■ LISTED RECORDS:

+++

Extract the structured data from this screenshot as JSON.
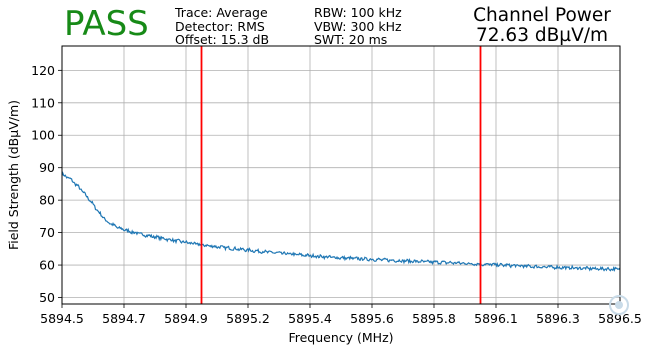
{
  "header": {
    "status": "PASS",
    "status_color": "#178a17",
    "params_col1": [
      "Trace: Average",
      "Detector: RMS",
      "Offset: 15.3 dB"
    ],
    "params_col2": [
      "RBW: 100 kHz",
      "VBW: 300 kHz",
      "SWT: 20 ms"
    ],
    "channel_power_label": "Channel Power",
    "channel_power_value": "72.63 dBµV/m"
  },
  "chart_data": {
    "type": "line",
    "xlabel": "Frequency (MHz)",
    "ylabel": "Field Strength (dBµV/m)",
    "xlim": [
      5894.5,
      5896.5
    ],
    "ylim": [
      48,
      127.5
    ],
    "x_ticks": [
      "5894.5",
      "5894.7",
      "5894.9",
      "5895.2",
      "5895.4",
      "5895.6",
      "5895.8",
      "5896.1",
      "5896.3",
      "5896.5"
    ],
    "y_ticks": [
      50,
      60,
      70,
      80,
      90,
      100,
      110,
      120
    ],
    "grid": true,
    "line_color": "#1f77b4",
    "marker_color": "#ff0000",
    "markers_x": [
      5895.0,
      5896.0
    ],
    "series": [
      {
        "x": [
          5894.5,
          5894.53,
          5894.56,
          5894.6,
          5894.63,
          5894.66,
          5894.7,
          5894.75,
          5894.8,
          5894.85,
          5894.9,
          5895.0,
          5895.1,
          5895.2,
          5895.3,
          5895.4,
          5895.5,
          5895.6,
          5895.7,
          5895.8,
          5895.9,
          5896.0,
          5896.1,
          5896.2,
          5896.3,
          5896.4,
          5896.5
        ],
        "y": [
          88,
          86.5,
          84,
          80,
          76.5,
          73.5,
          71.5,
          70.2,
          69.2,
          68.4,
          67.6,
          66.2,
          65.2,
          64.3,
          63.5,
          62.8,
          62.2,
          61.8,
          61.4,
          61.0,
          60.7,
          60.3,
          59.9,
          59.5,
          59.2,
          58.9,
          58.7
        ]
      }
    ]
  }
}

+++

■ THE PROBLEM: Every record above should be written out again exactly; the pictures stay out of the copy.

■ SOLUTION FOR THIS EXERCISE:
Extract the structured data from this screenshot as JSON.
{
  "header": {
    "status": "PASS",
    "status_color": "#178a17",
    "params_col1": [
      "Trace: Average",
      "Detector: RMS",
      "Offset: 15.3 dB"
    ],
    "params_col2": [
      "RBW: 100 kHz",
      "VBW: 300 kHz",
      "SWT: 20 ms"
    ],
    "channel_power_label": "Channel Power",
    "channel_power_value": "72.63 dBµV/m"
  },
  "chart_data": {
    "type": "line",
    "xlabel": "Frequency (MHz)",
    "ylabel": "Field Strength (dBµV/m)",
    "xlim": [
      5894.5,
      5896.5
    ],
    "ylim": [
      48,
      127.5
    ],
    "x_ticks": [
      "5894.5",
      "5894.7",
      "5894.9",
      "5895.2",
      "5895.4",
      "5895.6",
      "5895.8",
      "5896.1",
      "5896.3",
      "5896.5"
    ],
    "y_ticks": [
      50,
      60,
      70,
      80,
      90,
      100,
      110,
      120
    ],
    "grid": true,
    "line_color": "#1f77b4",
    "marker_color": "#ff0000",
    "markers_x": [
      5895.0,
      5896.0
    ],
    "series": [
      {
        "x": [
          5894.5,
          5894.53,
          5894.56,
          5894.6,
          5894.63,
          5894.66,
          5894.7,
          5894.75,
          5894.8,
          5894.85,
          5894.9,
          5895.0,
          5895.1,
          5895.2,
          5895.3,
          5895.4,
          5895.5,
          5895.6,
          5895.7,
          5895.8,
          5895.9,
          5896.0,
          5896.1,
          5896.2,
          5896.3,
          5896.4,
          5896.5
        ],
        "y": [
          88,
          86.5,
          84,
          80,
          76.5,
          73.5,
          71.5,
          70.2,
          69.2,
          68.4,
          67.6,
          66.2,
          65.2,
          64.3,
          63.5,
          62.8,
          62.2,
          61.8,
          61.4,
          61.0,
          60.7,
          60.3,
          59.9,
          59.5,
          59.2,
          58.9,
          58.7
        ]
      }
    ]
  }
}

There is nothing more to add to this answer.